* **INPUT ROWS**:
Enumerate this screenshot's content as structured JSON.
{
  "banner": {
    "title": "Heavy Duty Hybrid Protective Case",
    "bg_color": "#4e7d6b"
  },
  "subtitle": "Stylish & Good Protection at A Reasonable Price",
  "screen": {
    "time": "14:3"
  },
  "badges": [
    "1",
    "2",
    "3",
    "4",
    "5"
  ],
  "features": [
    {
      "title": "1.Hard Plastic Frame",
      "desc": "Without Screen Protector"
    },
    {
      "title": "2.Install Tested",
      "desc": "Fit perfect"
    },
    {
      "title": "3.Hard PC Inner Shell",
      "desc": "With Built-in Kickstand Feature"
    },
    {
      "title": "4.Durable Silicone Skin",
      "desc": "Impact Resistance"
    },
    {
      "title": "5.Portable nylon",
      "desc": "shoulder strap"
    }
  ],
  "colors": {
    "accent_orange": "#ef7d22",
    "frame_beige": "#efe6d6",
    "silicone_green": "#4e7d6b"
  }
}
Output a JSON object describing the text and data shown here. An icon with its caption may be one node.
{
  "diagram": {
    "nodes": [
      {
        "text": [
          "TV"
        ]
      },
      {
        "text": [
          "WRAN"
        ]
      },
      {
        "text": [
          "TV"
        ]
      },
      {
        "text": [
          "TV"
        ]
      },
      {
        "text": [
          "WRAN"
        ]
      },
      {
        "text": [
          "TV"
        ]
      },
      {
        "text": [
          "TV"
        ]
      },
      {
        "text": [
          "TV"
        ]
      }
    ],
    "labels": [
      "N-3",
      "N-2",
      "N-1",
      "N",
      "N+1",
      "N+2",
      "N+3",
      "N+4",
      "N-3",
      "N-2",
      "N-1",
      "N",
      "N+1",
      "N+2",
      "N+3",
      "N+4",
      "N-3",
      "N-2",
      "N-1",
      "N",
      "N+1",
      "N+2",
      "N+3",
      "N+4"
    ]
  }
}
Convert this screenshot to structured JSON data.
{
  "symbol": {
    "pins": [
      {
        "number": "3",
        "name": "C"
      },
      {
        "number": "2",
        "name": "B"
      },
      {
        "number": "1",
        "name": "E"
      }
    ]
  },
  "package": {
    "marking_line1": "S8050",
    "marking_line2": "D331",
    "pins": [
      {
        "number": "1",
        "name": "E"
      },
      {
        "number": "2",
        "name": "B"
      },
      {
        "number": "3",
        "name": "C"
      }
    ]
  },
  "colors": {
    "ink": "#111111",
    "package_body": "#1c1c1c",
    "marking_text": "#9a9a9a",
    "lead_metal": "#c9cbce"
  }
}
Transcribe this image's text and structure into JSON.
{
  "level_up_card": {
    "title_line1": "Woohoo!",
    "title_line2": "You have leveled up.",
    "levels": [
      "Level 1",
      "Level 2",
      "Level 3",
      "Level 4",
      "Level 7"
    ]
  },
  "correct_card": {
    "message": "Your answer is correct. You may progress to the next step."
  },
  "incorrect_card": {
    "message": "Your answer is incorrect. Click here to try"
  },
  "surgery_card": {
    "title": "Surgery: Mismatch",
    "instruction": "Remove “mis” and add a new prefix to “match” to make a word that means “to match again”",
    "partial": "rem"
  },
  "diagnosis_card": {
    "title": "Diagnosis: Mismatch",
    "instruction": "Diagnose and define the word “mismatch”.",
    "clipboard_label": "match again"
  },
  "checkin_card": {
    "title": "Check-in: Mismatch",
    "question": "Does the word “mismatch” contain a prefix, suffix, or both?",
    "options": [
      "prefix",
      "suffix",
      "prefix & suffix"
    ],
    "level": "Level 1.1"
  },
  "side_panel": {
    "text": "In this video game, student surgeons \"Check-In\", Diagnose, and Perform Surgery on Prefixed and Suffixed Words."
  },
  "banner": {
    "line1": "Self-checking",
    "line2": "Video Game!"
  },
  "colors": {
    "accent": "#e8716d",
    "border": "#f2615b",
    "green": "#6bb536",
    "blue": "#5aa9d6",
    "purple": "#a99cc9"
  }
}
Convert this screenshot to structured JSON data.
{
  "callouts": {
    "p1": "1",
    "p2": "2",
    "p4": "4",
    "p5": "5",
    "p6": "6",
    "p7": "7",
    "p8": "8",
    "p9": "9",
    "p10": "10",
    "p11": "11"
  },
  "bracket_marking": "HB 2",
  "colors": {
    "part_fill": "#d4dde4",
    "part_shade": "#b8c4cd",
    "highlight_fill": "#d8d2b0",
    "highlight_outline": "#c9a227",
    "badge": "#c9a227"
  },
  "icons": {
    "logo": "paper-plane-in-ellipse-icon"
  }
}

* **REQUIRED WORK**: Emit the records above again, exactly, with no line skipped.

* **WORKED SOLUTION**:
Enumerate this screenshot's content as structured JSON.
{
  "banner": {
    "title": "Heavy Duty Hybrid Protective Case",
    "bg_color": "#4e7d6b"
  },
  "subtitle": "Stylish & Good Protection at A Reasonable Price",
  "screen": {
    "time": "14:3"
  },
  "badges": [
    "1",
    "2",
    "3",
    "4",
    "5"
  ],
  "features": [
    {
      "title": "1.Hard Plastic Frame",
      "desc": "Without Screen Protector"
    },
    {
      "title": "2.Install Tested",
      "desc": "Fit perfect"
    },
    {
      "title": "3.Hard PC Inner Shell",
      "desc": "With Built-in Kickstand Feature"
    },
    {
      "title": "4.Durable Silicone Skin",
      "desc": "Impact Resistance"
    },
    {
      "title": "5.Portable nylon",
      "desc": "shoulder strap"
    }
  ],
  "colors": {
    "accent_orange": "#ef7d22",
    "frame_beige": "#efe6d6",
    "silicone_green": "#4e7d6b"
  }
}
Output a JSON object describing the text and data shown here. An icon with its caption may be one node.
{
  "diagram": {
    "nodes": [
      {
        "text": [
          "TV"
        ]
      },
      {
        "text": [
          "WRAN"
        ]
      },
      {
        "text": [
          "TV"
        ]
      },
      {
        "text": [
          "TV"
        ]
      },
      {
        "text": [
          "WRAN"
        ]
      },
      {
        "text": [
          "TV"
        ]
      },
      {
        "text": [
          "TV"
        ]
      },
      {
        "text": [
          "TV"
        ]
      }
    ],
    "labels": [
      "N-3",
      "N-2",
      "N-1",
      "N",
      "N+1",
      "N+2",
      "N+3",
      "N+4",
      "N-3",
      "N-2",
      "N-1",
      "N",
      "N+1",
      "N+2",
      "N+3",
      "N+4",
      "N-3",
      "N-2",
      "N-1",
      "N",
      "N+1",
      "N+2",
      "N+3",
      "N+4"
    ]
  }
}
Convert this screenshot to structured JSON data.
{
  "symbol": {
    "pins": [
      {
        "number": "3",
        "name": "C"
      },
      {
        "number": "2",
        "name": "B"
      },
      {
        "number": "1",
        "name": "E"
      }
    ]
  },
  "package": {
    "marking_line1": "S8050",
    "marking_line2": "D331",
    "pins": [
      {
        "number": "1",
        "name": "E"
      },
      {
        "number": "2",
        "name": "B"
      },
      {
        "number": "3",
        "name": "C"
      }
    ]
  },
  "colors": {
    "ink": "#111111",
    "package_body": "#1c1c1c",
    "marking_text": "#9a9a9a",
    "lead_metal": "#c9cbce"
  }
}
Transcribe this image's text and structure into JSON.
{
  "level_up_card": {
    "title_line1": "Woohoo!",
    "title_line2": "You have leveled up.",
    "levels": [
      "Level 1",
      "Level 2",
      "Level 3",
      "Level 4",
      "Level 7"
    ]
  },
  "correct_card": {
    "message": "Your answer is correct. You may progress to the next step."
  },
  "incorrect_card": {
    "message": "Your answer is incorrect. Click here to try"
  },
  "surgery_card": {
    "title": "Surgery: Mismatch",
    "instruction": "Remove “mis” and add a new prefix to “match” to make a word that means “to match again”",
    "partial": "rem"
  },
  "diagnosis_card": {
    "title": "Diagnosis: Mismatch",
    "instruction": "Diagnose and define the word “mismatch”.",
    "clipboard_label": "match again"
  },
  "checkin_card": {
    "title": "Check-in: Mismatch",
    "question": "Does the word “mismatch” contain a prefix, suffix, or both?",
    "options": [
      "prefix",
      "suffix",
      "prefix & suffix"
    ],
    "level": "Level 1.1"
  },
  "side_panel": {
    "text": "In this video game, student surgeons \"Check-In\", Diagnose, and Perform Surgery on Prefixed and Suffixed Words."
  },
  "banner": {
    "line1": "Self-checking",
    "line2": "Video Game!"
  },
  "colors": {
    "accent": "#e8716d",
    "border": "#f2615b",
    "green": "#6bb536",
    "blue": "#5aa9d6",
    "purple": "#a99cc9"
  }
}
Convert this screenshot to structured JSON data.
{
  "callouts": {
    "p1": "1",
    "p2": "2",
    "p4": "4",
    "p5": "5",
    "p6": "6",
    "p7": "7",
    "p8": "8",
    "p9": "9",
    "p10": "10",
    "p11": "11"
  },
  "bracket_marking": "HB 2",
  "colors": {
    "part_fill": "#d4dde4",
    "part_shade": "#b8c4cd",
    "highlight_fill": "#d8d2b0",
    "highlight_outline": "#c9a227",
    "badge": "#c9a227"
  },
  "icons": {
    "logo": "paper-plane-in-ellipse-icon"
  }
}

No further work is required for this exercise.